> [WHAT YOU SHOULD DO]:
Pull out every line of the records that contains the string "contrôle", matching case exactly.

+++ MATERIAL FOR THIS TASK

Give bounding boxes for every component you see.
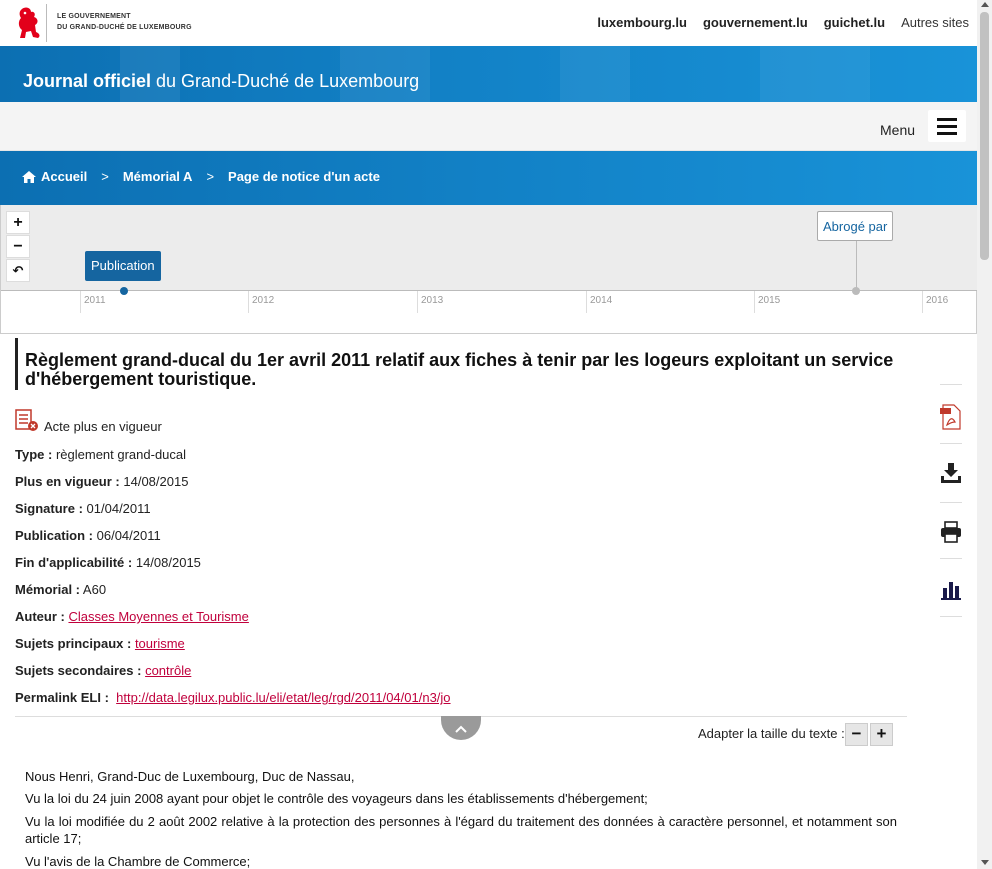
year-2016: 2016 (922, 291, 977, 313)
government-wordmark: Le Gouvernement du Grand-Duché de Luxemb… (57, 11, 192, 33)
status-text: Acte plus en vigueur (44, 419, 162, 434)
eli-permalink[interactable]: http://data.legilux.public.lu/eli/etat/l… (116, 690, 450, 705)
breadcrumb-home[interactable]: Accueil (41, 169, 87, 184)
scroll-up-arrow-icon[interactable] (981, 2, 989, 7)
act-not-in-force-icon (15, 409, 38, 431)
field-value: 14/08/2015 (123, 474, 189, 489)
hamburger-icon (937, 132, 957, 135)
field-label: Publication : (15, 528, 93, 543)
increase-text-button[interactable]: + (870, 723, 893, 746)
breadcrumb-separator: > (206, 169, 215, 184)
timeline-publication-event[interactable]: Publication (85, 251, 161, 281)
hamburger-menu-button[interactable] (928, 110, 966, 142)
menu-bar: Menu (0, 102, 977, 151)
breadcrumb: Accueil > Mémorial A > Page de notice d'… (0, 151, 977, 205)
secondary-subject-link[interactable]: contrôle (145, 663, 191, 678)
field-label: Sujets principaux : (15, 636, 132, 651)
hamburger-icon (937, 125, 957, 128)
site-banner: Journal officiel du Grand-Duché de Luxem… (0, 46, 977, 102)
luxembourg-lion-logo[interactable] (14, 5, 44, 41)
field-value: 06/04/2011 (96, 528, 161, 543)
site-title[interactable]: Journal officiel du Grand-Duché de Luxem… (23, 71, 419, 92)
body-paragraph: Vu l'avis de la Chambre de Commerce; (25, 854, 251, 869)
field-value: 01/04/2011 (86, 501, 151, 516)
gov-line-2: du Grand-Duché de Luxembourg (57, 24, 192, 31)
field-memorial: Mémorial : A60 (15, 582, 106, 597)
field-signature: Signature : 01/04/2011 (15, 501, 151, 516)
reset-view-button[interactable]: ↶ (6, 259, 30, 282)
breadcrumb-current: Page de notice d'un acte (228, 169, 380, 184)
logo-divider (46, 4, 47, 42)
print-icon[interactable] (940, 521, 962, 543)
act-title-block: Règlement grand-ducal du 1er avril 2011 … (15, 338, 895, 390)
banner-texture (560, 46, 630, 102)
timeline[interactable]: + − ↶ Publication Abrogé par 2011 2012 2… (0, 205, 977, 334)
field-label: Signature : (15, 501, 83, 516)
field-value: règlement grand-ducal (55, 447, 187, 462)
scroll-down-arrow-icon[interactable] (981, 860, 989, 865)
field-label: Permalink ELI : (15, 690, 109, 705)
field-label: Mémorial : (15, 582, 81, 597)
banner-texture (760, 46, 870, 102)
year-2013: 2013 (417, 291, 586, 313)
timeline-abroge-event[interactable]: Abrogé par (817, 211, 894, 241)
stats-icon[interactable] (940, 580, 962, 600)
field-plus-en-vigueur: Plus en vigueur : 14/08/2015 (15, 474, 188, 489)
year-2012: 2012 (248, 291, 417, 313)
field-publication: Publication : 06/04/2011 (15, 528, 161, 543)
field-auteur: Auteur : Classes Moyennes et Tourisme (15, 609, 249, 624)
year-2015: 2015 (754, 291, 922, 313)
author-link[interactable]: Classes Moyennes et Tourisme (68, 609, 248, 624)
field-label: Sujets secondaires : (15, 663, 142, 678)
year-2011: 2011 (80, 291, 248, 313)
side-divider (940, 558, 962, 559)
pdf-icon[interactable] (940, 404, 962, 430)
chevron-up-icon (455, 725, 467, 733)
link-luxembourg-lu[interactable]: luxembourg.lu (597, 15, 687, 30)
side-divider (940, 616, 962, 617)
side-divider (940, 384, 962, 385)
other-sites-link[interactable]: Autres sites (901, 15, 969, 30)
breadcrumb-separator: > (101, 169, 109, 184)
download-icon[interactable] (940, 462, 962, 484)
link-gouvernement-lu[interactable]: gouvernement.lu (703, 15, 808, 30)
side-divider (940, 502, 962, 503)
field-fin-applicabilite: Fin d'applicabilité : 14/08/2015 (15, 555, 201, 570)
side-divider (940, 443, 962, 444)
body-paragraph: Vu la loi modifiée du 2 août 2002 relati… (25, 814, 897, 846)
field-permalink-eli: Permalink ELI : http://data.legilux.publ… (15, 690, 451, 705)
act-title: Règlement grand-ducal du 1er avril 2011 … (25, 350, 894, 389)
field-value: 14/08/2015 (135, 555, 201, 570)
abroge-stem (856, 241, 857, 291)
zoom-out-button[interactable]: − (6, 235, 30, 258)
top-bar: Le Gouvernement du Grand-Duché de Luxemb… (0, 0, 977, 46)
home-icon (22, 170, 36, 183)
field-label: Auteur : (15, 609, 65, 624)
hamburger-icon (937, 118, 957, 121)
breadcrumb-memorial-a[interactable]: Mémorial A (123, 169, 193, 184)
body-paragraph: Nous Henri, Grand-Duc de Luxembourg, Duc… (25, 769, 355, 784)
link-guichet-lu[interactable]: guichet.lu (824, 15, 885, 30)
scrollbar-thumb[interactable] (980, 12, 989, 260)
menu-label[interactable]: Menu (880, 122, 915, 138)
field-sujets-secondaires: Sujets secondaires : contrôle (15, 663, 191, 678)
field-type: Type : règlement grand-ducal (15, 447, 186, 462)
zoom-in-button[interactable]: + (6, 211, 30, 234)
gov-line-1: Le Gouvernement (57, 13, 131, 20)
field-label: Plus en vigueur : (15, 474, 120, 489)
field-sujets-principaux: Sujets principaux : tourisme (15, 636, 185, 651)
text-size-label: Adapter la taille du texte : (698, 726, 845, 741)
main-subject-link[interactable]: tourisme (135, 636, 185, 651)
year-2014: 2014 (586, 291, 754, 313)
field-label: Fin d'applicabilité : (15, 555, 133, 570)
act-status: Acte plus en vigueur (15, 409, 162, 434)
site-title-rest: du Grand-Duché de Luxembourg (151, 71, 420, 91)
decrease-text-button[interactable]: − (845, 723, 868, 746)
field-value: A60 (82, 582, 107, 597)
collapse-metadata-button[interactable] (441, 716, 481, 740)
body-paragraph: Vu la loi du 24 juin 2008 ayant pour obj… (25, 791, 648, 806)
top-links: luxembourg.lu gouvernement.lu guichet.lu… (597, 15, 969, 30)
field-label: Type : (15, 447, 53, 462)
site-title-bold: Journal officiel (23, 71, 152, 91)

++++++

> [IN RESPONSE]:
secondary-subject-link[interactable]: contrôle (145, 663, 191, 678)
field-sujets-secondaires: Sujets secondaires : contrôle (15, 663, 191, 678)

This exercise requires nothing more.